WHAT THIS TASK INVOLVES: Sort through the data and copy the lines holding the word "melodies".

ENTRIES SUPPLIED:
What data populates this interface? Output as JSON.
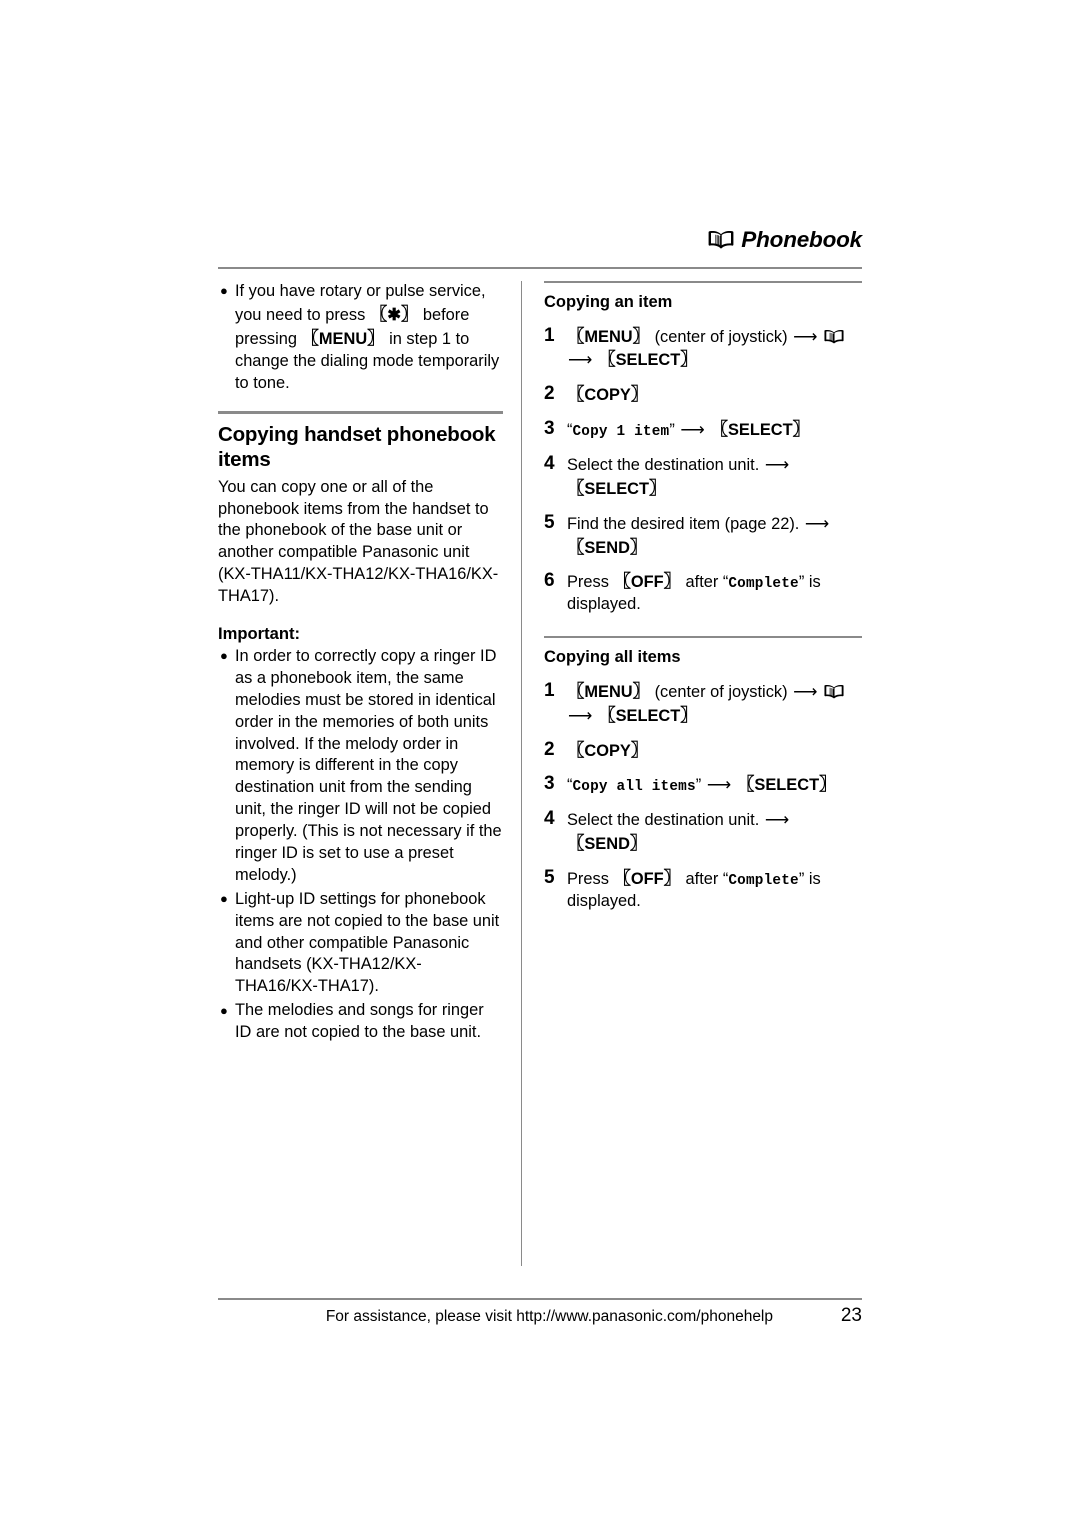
{
  "header": {
    "icon": "open-book-icon",
    "title": "Phonebook"
  },
  "left_column": {
    "top_notes": [
      {
        "parts": [
          {
            "t": "text",
            "v": "If you have rotary or pulse service, you need to press "
          },
          {
            "t": "key",
            "v": "✳"
          },
          {
            "t": "text",
            "v": " before pressing "
          },
          {
            "t": "key",
            "v": "MENU"
          },
          {
            "t": "text",
            "v": " in step 1 to change the dialing mode temporarily to tone."
          }
        ]
      }
    ],
    "section": {
      "title": "Copying handset phonebook items",
      "intro": "You can copy one or all of the phonebook items from the handset to the phonebook of the base unit or another compatible Panasonic unit (KX-THA11/KX-THA12/KX-THA16/KX-THA17).",
      "important_label": "Important:",
      "important_notes": [
        "In order to correctly copy a ringer ID as a phonebook item, the same melodies must be stored in identical order in the memories of both units involved.  If the melody order in memory is different in the copy destination unit from the sending unit, the ringer ID will not be copied properly.  (This is not necessary if the ringer ID is set to use a preset melody.)",
        "Light-up ID settings for phonebook items are not copied to the base unit and other compatible Panasonic handsets (KX-THA12/KX-THA16/KX-THA17).",
        "The melodies and songs for ringer ID are not copied to the base unit."
      ]
    }
  },
  "right_column": {
    "sections": [
      {
        "title": "Copying an item",
        "steps": [
          {
            "num": "1",
            "parts": [
              {
                "t": "key",
                "v": "MENU"
              },
              {
                "t": "text",
                "v": " (center of joystick) "
              },
              {
                "t": "arrow",
                "v": "→"
              },
              {
                "t": "icon",
                "v": "open-book-icon"
              },
              {
                "t": "br"
              },
              {
                "t": "arrow",
                "v": "→"
              },
              {
                "t": "key",
                "v": "SELECT"
              }
            ]
          },
          {
            "num": "2",
            "parts": [
              {
                "t": "key",
                "v": "COPY"
              }
            ]
          },
          {
            "num": "3",
            "parts": [
              {
                "t": "disp_q",
                "v": "Copy 1 item"
              },
              {
                "t": "arrow",
                "v": "→"
              },
              {
                "t": "key",
                "v": "SELECT"
              }
            ]
          },
          {
            "num": "4",
            "parts": [
              {
                "t": "text",
                "v": "Select the destination unit. "
              },
              {
                "t": "arrow",
                "v": "→"
              },
              {
                "t": "br"
              },
              {
                "t": "key",
                "v": "SELECT"
              }
            ]
          },
          {
            "num": "5",
            "parts": [
              {
                "t": "text",
                "v": "Find the desired item (page 22). "
              },
              {
                "t": "arrow",
                "v": "→"
              },
              {
                "t": "br"
              },
              {
                "t": "key",
                "v": "SEND"
              }
            ]
          },
          {
            "num": "6",
            "parts": [
              {
                "t": "text",
                "v": "Press "
              },
              {
                "t": "key",
                "v": "OFF"
              },
              {
                "t": "text",
                "v": " after "
              },
              {
                "t": "disp_q",
                "v": "Complete"
              },
              {
                "t": "text",
                "v": " is displayed."
              }
            ]
          }
        ]
      },
      {
        "title": "Copying all items",
        "steps": [
          {
            "num": "1",
            "parts": [
              {
                "t": "key",
                "v": "MENU"
              },
              {
                "t": "text",
                "v": " (center of joystick) "
              },
              {
                "t": "arrow",
                "v": "→"
              },
              {
                "t": "icon",
                "v": "open-book-icon"
              },
              {
                "t": "br"
              },
              {
                "t": "arrow",
                "v": "→"
              },
              {
                "t": "key",
                "v": "SELECT"
              }
            ]
          },
          {
            "num": "2",
            "parts": [
              {
                "t": "key",
                "v": "COPY"
              }
            ]
          },
          {
            "num": "3",
            "parts": [
              {
                "t": "disp_q",
                "v": "Copy all items"
              },
              {
                "t": "arrow",
                "v": "→"
              },
              {
                "t": "key",
                "v": "SELECT"
              }
            ]
          },
          {
            "num": "4",
            "parts": [
              {
                "t": "text",
                "v": "Select the destination unit. "
              },
              {
                "t": "arrow",
                "v": "→"
              },
              {
                "t": "key",
                "v": "SEND"
              }
            ]
          },
          {
            "num": "5",
            "parts": [
              {
                "t": "text",
                "v": "Press "
              },
              {
                "t": "key",
                "v": "OFF"
              },
              {
                "t": "text",
                "v": " after "
              },
              {
                "t": "disp_q",
                "v": "Complete"
              },
              {
                "t": "text",
                "v": " is displayed."
              }
            ]
          }
        ]
      }
    ]
  },
  "footer": {
    "text": "For assistance, please visit http://www.panasonic.com/phonehelp",
    "page_number": "23"
  },
  "colors": {
    "rule": "#8a8a8a",
    "text": "#000000",
    "background": "#ffffff"
  }
}
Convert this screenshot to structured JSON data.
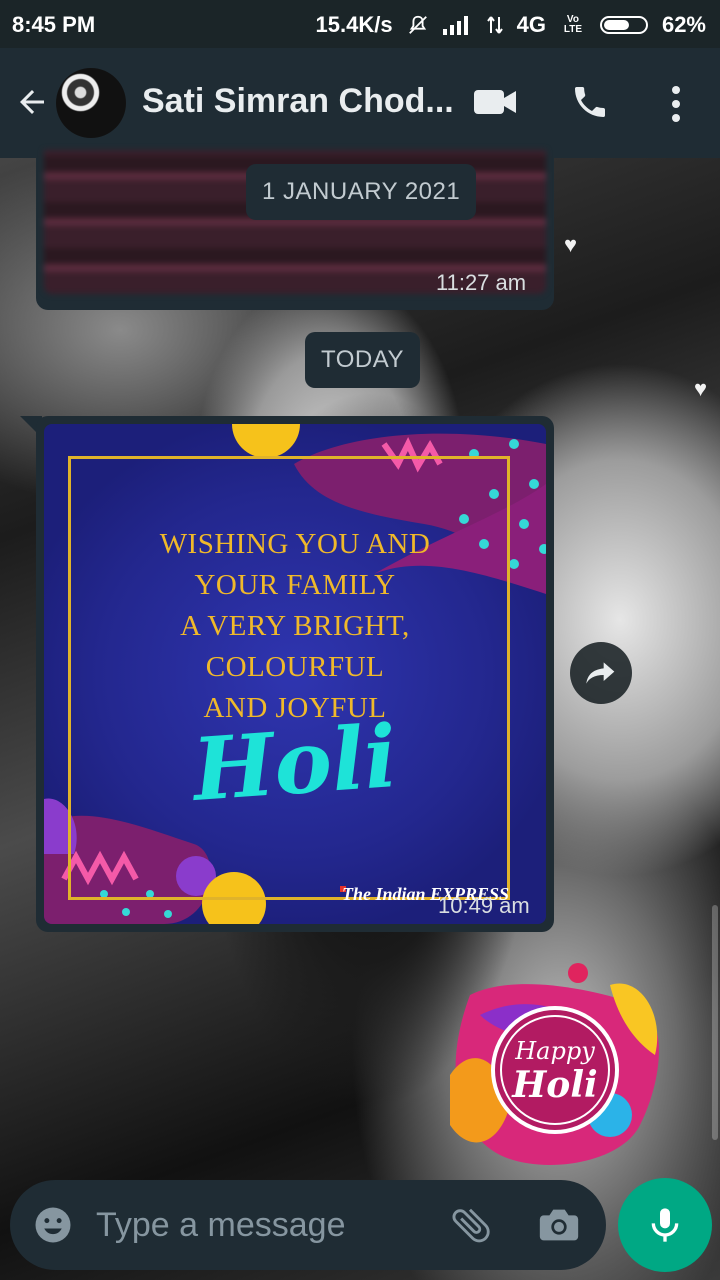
{
  "status_bar": {
    "time": "8:45 PM",
    "net_speed": "15.4K/s",
    "network": "4G",
    "volte": "Vo LTE",
    "battery": "62%",
    "battery_level": 0.62
  },
  "header": {
    "contact_name": "Sati Simran Chod...",
    "icons": [
      "back-arrow-icon",
      "video-call-icon",
      "voice-call-icon",
      "more-vert-icon"
    ]
  },
  "chat": {
    "date_chip_1": "1 JANUARY 2021",
    "message_1_time": "11:27 am",
    "date_chip_2": "TODAY",
    "message_2": {
      "card_lines": [
        "WISHING YOU AND",
        "YOUR FAMILY",
        "A VERY BRIGHT,",
        "COLOURFUL",
        "AND JOYFUL"
      ],
      "card_holi": "Holi",
      "card_brand": "The Indian EXPRESS",
      "time": "10:49 am"
    },
    "sticker": {
      "text_line_1": "Happy",
      "text_line_2": "Holi"
    }
  },
  "composer": {
    "placeholder": "Type a message",
    "icons": [
      "emoji-icon",
      "attach-icon",
      "camera-icon",
      "mic-icon"
    ]
  },
  "colors": {
    "header_bg": "#1f2c34",
    "statusbar_bg": "#1b2528",
    "accent_green": "#00a884",
    "card_gold": "#e0b32a",
    "card_teal": "#1ee3d8"
  }
}
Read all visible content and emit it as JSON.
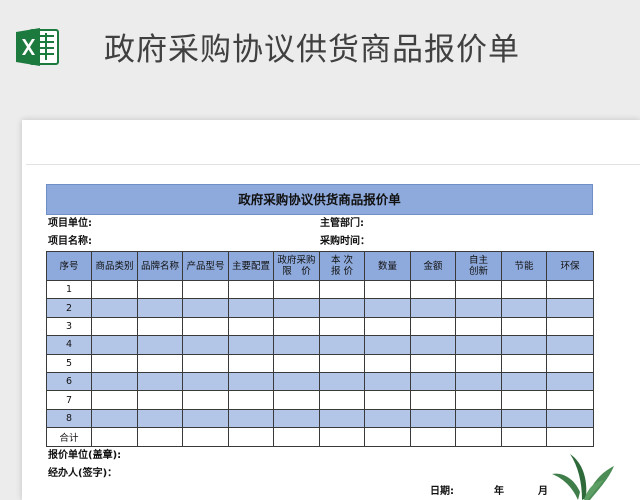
{
  "page_heading": "政府采购协议供货商品报价单",
  "form": {
    "title": "政府采购协议供货商品报价单",
    "project_unit_label": "项目单位:",
    "supervisor_label": "主管部门:",
    "project_name_label": "项目名称:",
    "purchase_time_label": "采购时间：",
    "columns": [
      {
        "line1": "序号",
        "line2": ""
      },
      {
        "line1": "商品类别",
        "line2": ""
      },
      {
        "line1": "品牌名称",
        "line2": ""
      },
      {
        "line1": "产品型号",
        "line2": ""
      },
      {
        "line1": "主要配置",
        "line2": ""
      },
      {
        "line1": "政府采购",
        "line2": "限　价"
      },
      {
        "line1": "本 次",
        "line2": "报 价"
      },
      {
        "line1": "数量",
        "line2": ""
      },
      {
        "line1": "金额",
        "line2": ""
      },
      {
        "line1": "自主",
        "line2": "创新"
      },
      {
        "line1": "节能",
        "line2": ""
      },
      {
        "line1": "环保",
        "line2": ""
      }
    ],
    "rows": [
      "1",
      "2",
      "3",
      "4",
      "5",
      "6",
      "7",
      "8"
    ],
    "total_label": "合计",
    "quote_unit_label": "报价单位(盖章):",
    "handler_label": "经办人(签字)：",
    "date_label": "日期:",
    "year_label": "年",
    "month_label": "月"
  },
  "icons": {
    "app_icon": "excel-icon",
    "decor": "plant-icon"
  },
  "colors": {
    "header_blue": "#8ea9db",
    "band_blue": "#b4c6e7",
    "excel_green": "#1d7a3f"
  }
}
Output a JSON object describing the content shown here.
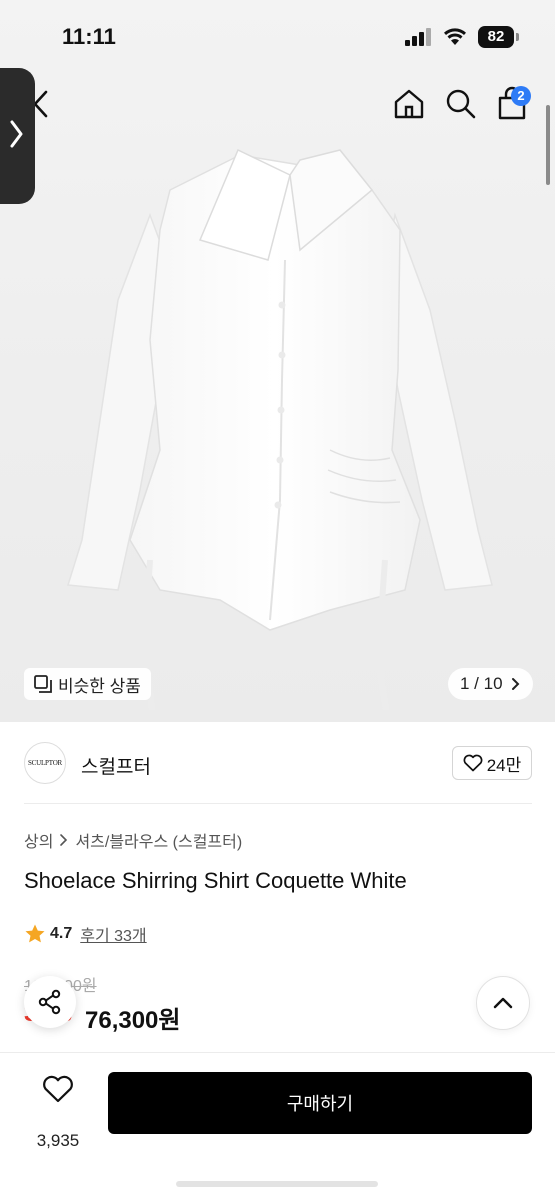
{
  "status_bar": {
    "time": "11:11",
    "battery": "82"
  },
  "nav": {
    "cart_count": "2",
    "icons": [
      "back-icon",
      "home-icon",
      "search-icon",
      "cart-icon"
    ]
  },
  "image_overlay": {
    "similar_label": "비슷한 상품",
    "page_counter": "1 / 10"
  },
  "brand": {
    "logo_text": "SCULPTOR",
    "name": "스컬프터",
    "likes": "24만"
  },
  "breadcrumb": {
    "level1": "상의",
    "level2": "셔츠/블라우스 (스컬프터)"
  },
  "product": {
    "title": "Shoelace Shirring Shirt Coquette White",
    "rating": "4.7",
    "review_label": "후기 33개",
    "original_price": "109,000원",
    "discount": "30%",
    "sale_price": "76,300원"
  },
  "bottom_bar": {
    "wish_count": "3,935",
    "buy_label": "구매하기"
  },
  "colors": {
    "accent": "#2e7bf6",
    "discount": "#f03a2e",
    "star": "#f5a623",
    "buy_button": "#000000"
  }
}
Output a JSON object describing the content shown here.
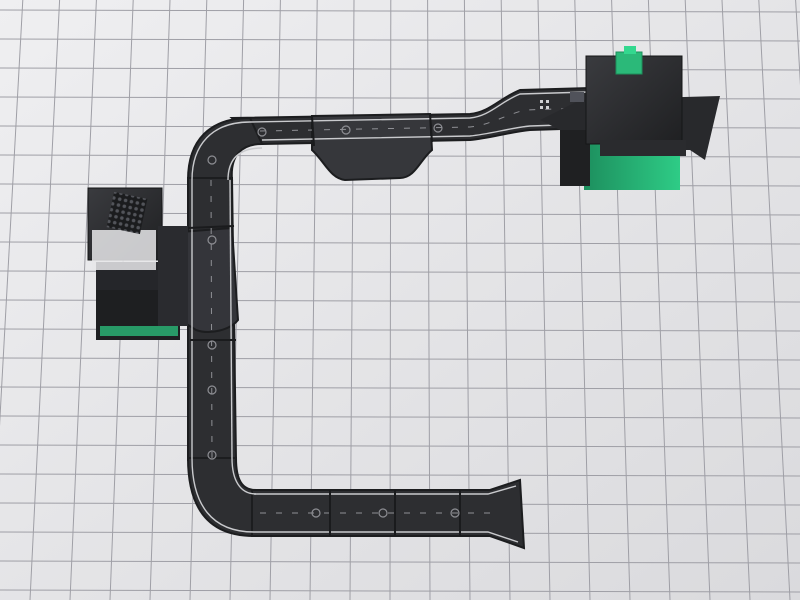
{
  "scene": {
    "background": "#e6e6e8",
    "grid_color": "#9d9da3",
    "grid_bg": "#dedee2",
    "road_color": "#2d2e31",
    "road_edge_color": "#1f2022",
    "lane_marking_color": "#c9cacd",
    "accent_color": "#2bb979",
    "accent_dark": "#1e8f5b"
  },
  "objects": {
    "road_pieces": [
      "straight",
      "curve",
      "curve",
      "straight",
      "bridge",
      "ramp",
      "ramp",
      "ramp"
    ],
    "buildings": [
      "left-station-building",
      "right-station-building"
    ],
    "road_counter_icons": 9
  }
}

PROBLEM SOLUTION:
        "In order to correctly copy a ringer ID as a phonebook item, the same melodies must be stored in identical order in the memories of both units involved.  If the melody order in memory is different in the copy destination unit from the sending unit, the ringer ID will not be copied properly.  (This is not necessary if the ringer ID is set to use a preset melody.)",
        "The melodies and songs for ringer ID are not copied to the base unit."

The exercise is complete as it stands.